>> START Input for this task

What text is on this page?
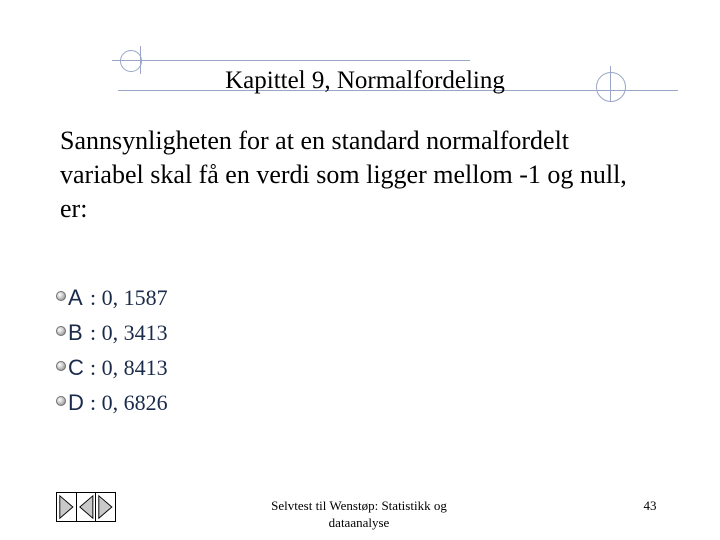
Kapittel 9, Normalfordeling
Sannsynligheten for at en standard normalfordelt variabel skal få en verdi som ligger mellom -1 og null, er:
A : 0, 1587
B : 0, 3413
C : 0, 8413
D : 0, 6826
Selvtest til Wenstøp: Statistikk og dataanalyse
43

>> END Input for this task

## Aim
Repeat the data above exactly, but not the pictures.

## Exercise solution
What text is on this page?
Kapittel 9, Normalfordeling
Sannsynligheten for at en standard normalfordelt variabel skal få en verdi som ligger mellom -1 og null, er:
A : 0, 1587
B : 0, 3413
C : 0, 8413
D : 0, 6826
Selvtest til Wenstøp: Statistikk og dataanalyse
43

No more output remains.